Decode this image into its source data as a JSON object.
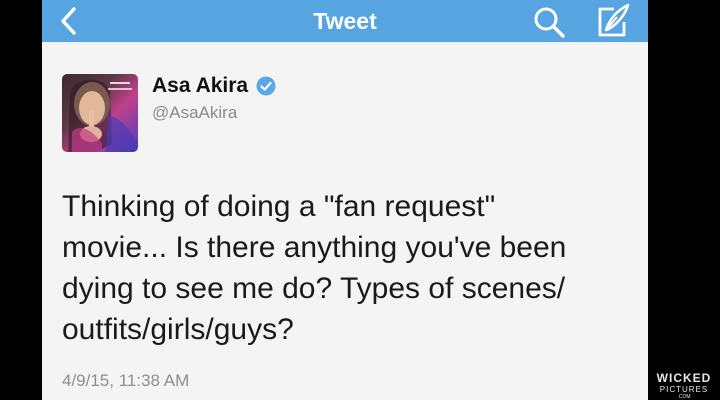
{
  "navbar": {
    "title": "Tweet",
    "color": "#56a4e0",
    "back_icon": "chevron-left-icon",
    "search_icon": "search-icon",
    "compose_icon": "compose-icon"
  },
  "tweet": {
    "author_name": "Asa Akira",
    "verified": true,
    "handle": "@AsaAkira",
    "text_lines": [
      "Thinking of doing a \"fan request\"",
      "movie... Is there anything you've been",
      "dying to see me do? Types of scenes/",
      "outfits/girls/guys?"
    ],
    "timestamp": "4/9/15, 11:38 AM"
  },
  "watermark": {
    "line1": "WICKED",
    "line2": "PICTURES",
    "line3": ".COM"
  }
}
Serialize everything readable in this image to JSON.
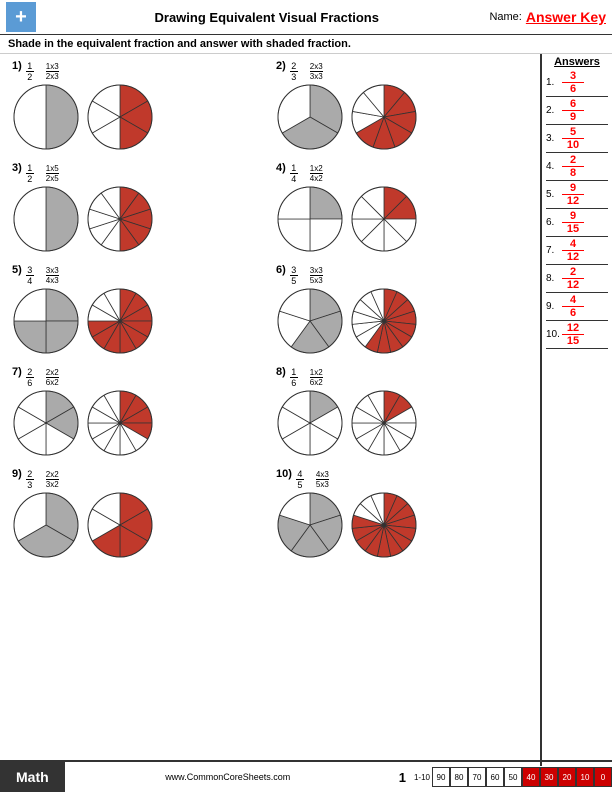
{
  "header": {
    "title": "Drawing Equivalent Visual Fractions",
    "name_label": "Name:",
    "answer_key": "Answer Key"
  },
  "instructions": "Shade in the equivalent fraction and answer with shaded fraction.",
  "answers_title": "Answers",
  "answers": [
    {
      "num": "1.",
      "n": "3",
      "d": "6"
    },
    {
      "num": "2.",
      "n": "6",
      "d": "9"
    },
    {
      "num": "3.",
      "n": "5",
      "d": "10"
    },
    {
      "num": "4.",
      "n": "2",
      "d": "8"
    },
    {
      "num": "5.",
      "n": "9",
      "d": "12"
    },
    {
      "num": "6.",
      "n": "9",
      "d": "15"
    },
    {
      "num": "7.",
      "n": "4",
      "d": "12"
    },
    {
      "num": "8.",
      "n": "2",
      "d": "12"
    },
    {
      "num": "9.",
      "n": "4",
      "d": "6"
    },
    {
      "num": "10.",
      "n": "12",
      "d": "15"
    }
  ],
  "problems": [
    {
      "num": "1)",
      "n1": "1",
      "d1": "2",
      "mult": "1x3",
      "n2": "2x3",
      "orig_slices": 2,
      "orig_shaded": 1,
      "equiv_slices": 6,
      "equiv_shaded": 3
    },
    {
      "num": "2)",
      "n1": "2",
      "d1": "3",
      "mult": "2x3",
      "n2": "3x3",
      "orig_slices": 3,
      "orig_shaded": 2,
      "equiv_slices": 9,
      "equiv_shaded": 6
    },
    {
      "num": "3)",
      "n1": "1",
      "d1": "2",
      "mult": "1x5",
      "n2": "2x5",
      "orig_slices": 2,
      "orig_shaded": 1,
      "equiv_slices": 10,
      "equiv_shaded": 5
    },
    {
      "num": "4)",
      "n1": "1",
      "d1": "4",
      "mult": "1x2",
      "n2": "4x2",
      "orig_slices": 4,
      "orig_shaded": 1,
      "equiv_slices": 8,
      "equiv_shaded": 2
    },
    {
      "num": "5)",
      "n1": "3",
      "d1": "4",
      "mult": "3x3",
      "n2": "4x3",
      "orig_slices": 4,
      "orig_shaded": 3,
      "equiv_slices": 12,
      "equiv_shaded": 9
    },
    {
      "num": "6)",
      "n1": "3",
      "d1": "5",
      "mult": "3x3",
      "n2": "5x3",
      "orig_slices": 5,
      "orig_shaded": 3,
      "equiv_slices": 15,
      "equiv_shaded": 9
    },
    {
      "num": "7)",
      "n1": "2",
      "d1": "6",
      "mult": "2x2",
      "n2": "6x2",
      "orig_slices": 6,
      "orig_shaded": 2,
      "equiv_slices": 12,
      "equiv_shaded": 4
    },
    {
      "num": "8)",
      "n1": "1",
      "d1": "6",
      "mult": "1x2",
      "n2": "6x2",
      "orig_slices": 6,
      "orig_shaded": 1,
      "equiv_slices": 12,
      "equiv_shaded": 2
    },
    {
      "num": "9)",
      "n1": "2",
      "d1": "3",
      "mult": "2x2",
      "n2": "3x2",
      "orig_slices": 3,
      "orig_shaded": 2,
      "equiv_slices": 6,
      "equiv_shaded": 4
    },
    {
      "num": "10)",
      "n1": "4",
      "d1": "5",
      "mult": "4x3",
      "n2": "5x3",
      "orig_slices": 5,
      "orig_shaded": 4,
      "equiv_slices": 15,
      "equiv_shaded": 12
    }
  ],
  "footer": {
    "math_label": "Math",
    "website": "www.CommonCoreSheets.com",
    "page": "1",
    "score_label": "1-10",
    "scores": [
      "90",
      "80",
      "70",
      "60",
      "50",
      "40",
      "30",
      "20",
      "10",
      "0"
    ]
  }
}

========================================================================

#### [Exercise aim]
Using the listing above, show every line that includes the string "icon".

#### [Exercise result]
    "back_icon": "chevron-left-icon",
    "search_icon": "search-icon",
    "compose_icon": "compose-icon"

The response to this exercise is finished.